Problem to work on:
Output the material word for word. Leave each picture out.

Input rows:

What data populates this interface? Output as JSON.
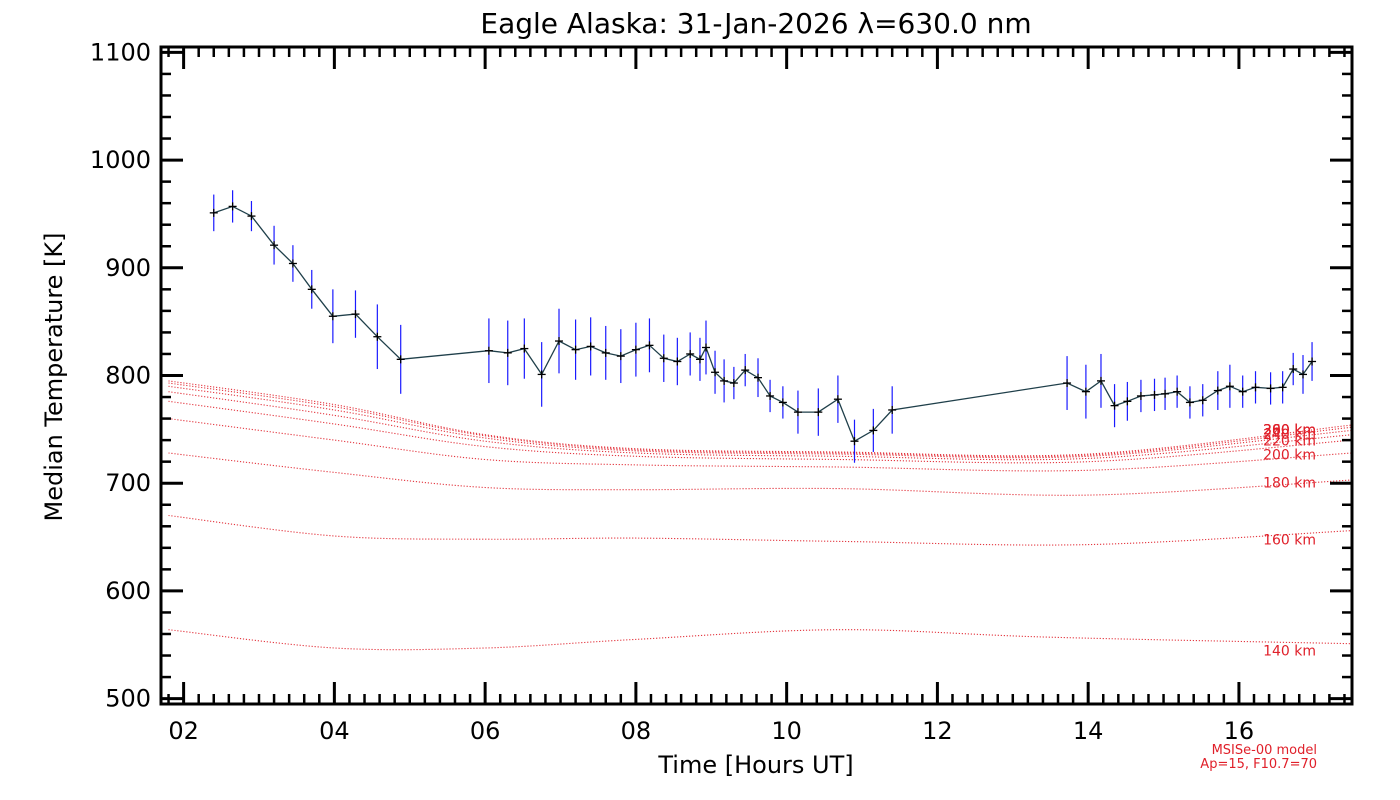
{
  "chart_data": {
    "type": "line",
    "title": "Eagle Alaska: 31-Jan-2026 λ=630.0 nm",
    "xlabel": "Time [Hours UT]",
    "ylabel": "Median Temperature [K]",
    "xlim": [
      1.7,
      17.5
    ],
    "ylim": [
      495,
      1105
    ],
    "x_ticks": [
      2,
      4,
      6,
      8,
      10,
      12,
      14,
      16
    ],
    "x_tick_labels": [
      "02",
      "04",
      "06",
      "08",
      "10",
      "12",
      "14",
      "16"
    ],
    "y_ticks": [
      500,
      600,
      700,
      800,
      900,
      1000,
      1100
    ],
    "y_tick_labels": [
      "500",
      "600",
      "700",
      "800",
      "900",
      "1000",
      "1100"
    ],
    "colors": {
      "measured": "#1f3f4a",
      "error": "#1a1aff",
      "model": "#e0202a",
      "axis": "#000000"
    },
    "measured": {
      "name": "Median Temperature",
      "x": [
        2.4,
        2.65,
        2.9,
        3.2,
        3.45,
        3.7,
        3.98,
        4.28,
        4.57,
        4.88,
        6.05,
        6.3,
        6.52,
        6.75,
        6.98,
        7.2,
        7.4,
        7.6,
        7.8,
        8.0,
        8.18,
        8.37,
        8.55,
        8.72,
        8.85,
        8.93,
        9.05,
        9.17,
        9.3,
        9.45,
        9.62,
        9.78,
        9.95,
        10.15,
        10.42,
        10.68,
        10.9,
        11.15,
        11.4,
        13.72,
        13.97,
        14.17,
        14.35,
        14.52,
        14.7,
        14.88,
        15.02,
        15.18,
        15.35,
        15.52,
        15.72,
        15.88,
        16.05,
        16.22,
        16.42,
        16.58,
        16.72,
        16.85,
        16.97
      ],
      "y": [
        951,
        957,
        948,
        921,
        904,
        880,
        855,
        857,
        836,
        815,
        823,
        821,
        825,
        801,
        832,
        824,
        827,
        821,
        818,
        824,
        828,
        816,
        813,
        820,
        815,
        826,
        803,
        795,
        793,
        805,
        798,
        781,
        775,
        766,
        766,
        778,
        739,
        749,
        768,
        793,
        785,
        795,
        772,
        776,
        781,
        782,
        783,
        785,
        775,
        777,
        786,
        790,
        785,
        789,
        788,
        789,
        806,
        801,
        813
      ],
      "err": [
        17,
        15,
        14,
        18,
        17,
        18,
        25,
        22,
        30,
        32,
        30,
        30,
        28,
        30,
        30,
        28,
        27,
        25,
        25,
        25,
        25,
        22,
        22,
        20,
        20,
        25,
        20,
        20,
        15,
        15,
        18,
        15,
        15,
        20,
        22,
        22,
        20,
        20,
        22,
        25,
        25,
        25,
        20,
        18,
        15,
        15,
        15,
        15,
        15,
        15,
        18,
        20,
        15,
        15,
        15,
        15,
        15,
        18,
        18
      ]
    },
    "model_series": [
      {
        "name": "140 km",
        "x": [
          1.8,
          4,
          6,
          8,
          10.7,
          13.5,
          17.5
        ],
        "y": [
          564,
          547,
          547,
          555,
          564,
          557,
          551
        ]
      },
      {
        "name": "160 km",
        "x": [
          1.8,
          4,
          6,
          8,
          10.7,
          14,
          17.5
        ],
        "y": [
          670,
          651,
          648,
          649,
          646,
          643,
          656
        ]
      },
      {
        "name": "180 km",
        "x": [
          1.8,
          4,
          6,
          8,
          10.7,
          14,
          17.5
        ],
        "y": [
          728,
          710,
          696,
          694,
          695,
          689,
          703
        ]
      },
      {
        "name": "200 km",
        "x": [
          1.8,
          4,
          6,
          8,
          10.7,
          14,
          17.5
        ],
        "y": [
          760,
          740,
          722,
          717,
          715,
          712,
          728
        ]
      },
      {
        "name": "220 km",
        "x": [
          1.8,
          4,
          6,
          8,
          10.7,
          14,
          17.5
        ],
        "y": [
          776,
          755,
          734,
          725,
          722,
          720,
          740
        ]
      },
      {
        "name": "240 km",
        "x": [
          1.8,
          4,
          6,
          8,
          10.7,
          14,
          17.5
        ],
        "y": [
          785,
          763,
          739,
          728,
          725,
          723,
          745
        ]
      },
      {
        "name": "260 km",
        "x": [
          1.8,
          4,
          6,
          8,
          10.7,
          14,
          17.5
        ],
        "y": [
          790,
          768,
          742,
          730,
          727,
          725,
          749
        ]
      },
      {
        "name": "280 km",
        "x": [
          1.8,
          4,
          6,
          8,
          10.7,
          14,
          17.5
        ],
        "y": [
          793,
          771,
          744,
          731,
          728,
          726,
          752
        ]
      },
      {
        "name": "300 km",
        "x": [
          1.8,
          4,
          6,
          8,
          10.7,
          14,
          17.5
        ],
        "y": [
          795,
          773,
          745,
          732,
          729,
          727,
          754
        ]
      }
    ],
    "model_labels": [
      {
        "text": "140 km",
        "y": 540
      },
      {
        "text": "160 km",
        "y": 643
      },
      {
        "text": "180 km",
        "y": 696
      },
      {
        "text": "200 km",
        "y": 722
      },
      {
        "text": "220 km",
        "y": 735
      },
      {
        "text": "240 km",
        "y": 741
      },
      {
        "text": "260 km",
        "y": 745
      },
      {
        "text": "280 km",
        "y": 745
      },
      {
        "text": "300 km",
        "y": 745
      }
    ],
    "model_note_lines": [
      "MSISe-00 model",
      "Ap=15, F10.7=70"
    ]
  }
}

Finished answer:
What data populates this interface? Output as JSON.
{
  "chart_data": {
    "type": "line",
    "title": "Eagle Alaska: 31-Jan-2026 λ=630.0 nm",
    "xlabel": "Time [Hours UT]",
    "ylabel": "Median Temperature [K]",
    "xlim": [
      1.7,
      17.5
    ],
    "ylim": [
      495,
      1105
    ],
    "x_ticks": [
      2,
      4,
      6,
      8,
      10,
      12,
      14,
      16
    ],
    "x_tick_labels": [
      "02",
      "04",
      "06",
      "08",
      "10",
      "12",
      "14",
      "16"
    ],
    "y_ticks": [
      500,
      600,
      700,
      800,
      900,
      1000,
      1100
    ],
    "y_tick_labels": [
      "500",
      "600",
      "700",
      "800",
      "900",
      "1000",
      "1100"
    ],
    "colors": {
      "measured": "#1f3f4a",
      "error": "#1a1aff",
      "model": "#e0202a",
      "axis": "#000000"
    },
    "measured": {
      "name": "Median Temperature",
      "x": [
        2.4,
        2.65,
        2.9,
        3.2,
        3.45,
        3.7,
        3.98,
        4.28,
        4.57,
        4.88,
        6.05,
        6.3,
        6.52,
        6.75,
        6.98,
        7.2,
        7.4,
        7.6,
        7.8,
        8.0,
        8.18,
        8.37,
        8.55,
        8.72,
        8.85,
        8.93,
        9.05,
        9.17,
        9.3,
        9.45,
        9.62,
        9.78,
        9.95,
        10.15,
        10.42,
        10.68,
        10.9,
        11.15,
        11.4,
        13.72,
        13.97,
        14.17,
        14.35,
        14.52,
        14.7,
        14.88,
        15.02,
        15.18,
        15.35,
        15.52,
        15.72,
        15.88,
        16.05,
        16.22,
        16.42,
        16.58,
        16.72,
        16.85,
        16.97
      ],
      "y": [
        951,
        957,
        948,
        921,
        904,
        880,
        855,
        857,
        836,
        815,
        823,
        821,
        825,
        801,
        832,
        824,
        827,
        821,
        818,
        824,
        828,
        816,
        813,
        820,
        815,
        826,
        803,
        795,
        793,
        805,
        798,
        781,
        775,
        766,
        766,
        778,
        739,
        749,
        768,
        793,
        785,
        795,
        772,
        776,
        781,
        782,
        783,
        785,
        775,
        777,
        786,
        790,
        785,
        789,
        788,
        789,
        806,
        801,
        813
      ],
      "err": [
        17,
        15,
        14,
        18,
        17,
        18,
        25,
        22,
        30,
        32,
        30,
        30,
        28,
        30,
        30,
        28,
        27,
        25,
        25,
        25,
        25,
        22,
        22,
        20,
        20,
        25,
        20,
        20,
        15,
        15,
        18,
        15,
        15,
        20,
        22,
        22,
        20,
        20,
        22,
        25,
        25,
        25,
        20,
        18,
        15,
        15,
        15,
        15,
        15,
        15,
        18,
        20,
        15,
        15,
        15,
        15,
        15,
        18,
        18
      ]
    },
    "model_series": [
      {
        "name": "140 km",
        "x": [
          1.8,
          4,
          6,
          8,
          10.7,
          13.5,
          17.5
        ],
        "y": [
          564,
          547,
          547,
          555,
          564,
          557,
          551
        ]
      },
      {
        "name": "160 km",
        "x": [
          1.8,
          4,
          6,
          8,
          10.7,
          14,
          17.5
        ],
        "y": [
          670,
          651,
          648,
          649,
          646,
          643,
          656
        ]
      },
      {
        "name": "180 km",
        "x": [
          1.8,
          4,
          6,
          8,
          10.7,
          14,
          17.5
        ],
        "y": [
          728,
          710,
          696,
          694,
          695,
          689,
          703
        ]
      },
      {
        "name": "200 km",
        "x": [
          1.8,
          4,
          6,
          8,
          10.7,
          14,
          17.5
        ],
        "y": [
          760,
          740,
          722,
          717,
          715,
          712,
          728
        ]
      },
      {
        "name": "220 km",
        "x": [
          1.8,
          4,
          6,
          8,
          10.7,
          14,
          17.5
        ],
        "y": [
          776,
          755,
          734,
          725,
          722,
          720,
          740
        ]
      },
      {
        "name": "240 km",
        "x": [
          1.8,
          4,
          6,
          8,
          10.7,
          14,
          17.5
        ],
        "y": [
          785,
          763,
          739,
          728,
          725,
          723,
          745
        ]
      },
      {
        "name": "260 km",
        "x": [
          1.8,
          4,
          6,
          8,
          10.7,
          14,
          17.5
        ],
        "y": [
          790,
          768,
          742,
          730,
          727,
          725,
          749
        ]
      },
      {
        "name": "280 km",
        "x": [
          1.8,
          4,
          6,
          8,
          10.7,
          14,
          17.5
        ],
        "y": [
          793,
          771,
          744,
          731,
          728,
          726,
          752
        ]
      },
      {
        "name": "300 km",
        "x": [
          1.8,
          4,
          6,
          8,
          10.7,
          14,
          17.5
        ],
        "y": [
          795,
          773,
          745,
          732,
          729,
          727,
          754
        ]
      }
    ],
    "model_labels": [
      {
        "text": "140 km",
        "y": 540
      },
      {
        "text": "160 km",
        "y": 643
      },
      {
        "text": "180 km",
        "y": 696
      },
      {
        "text": "200 km",
        "y": 722
      },
      {
        "text": "220 km",
        "y": 735
      },
      {
        "text": "240 km",
        "y": 741
      },
      {
        "text": "260 km",
        "y": 745
      },
      {
        "text": "280 km",
        "y": 745
      },
      {
        "text": "300 km",
        "y": 745
      }
    ],
    "model_note_lines": [
      "MSISe-00 model",
      "Ap=15, F10.7=70"
    ]
  }
}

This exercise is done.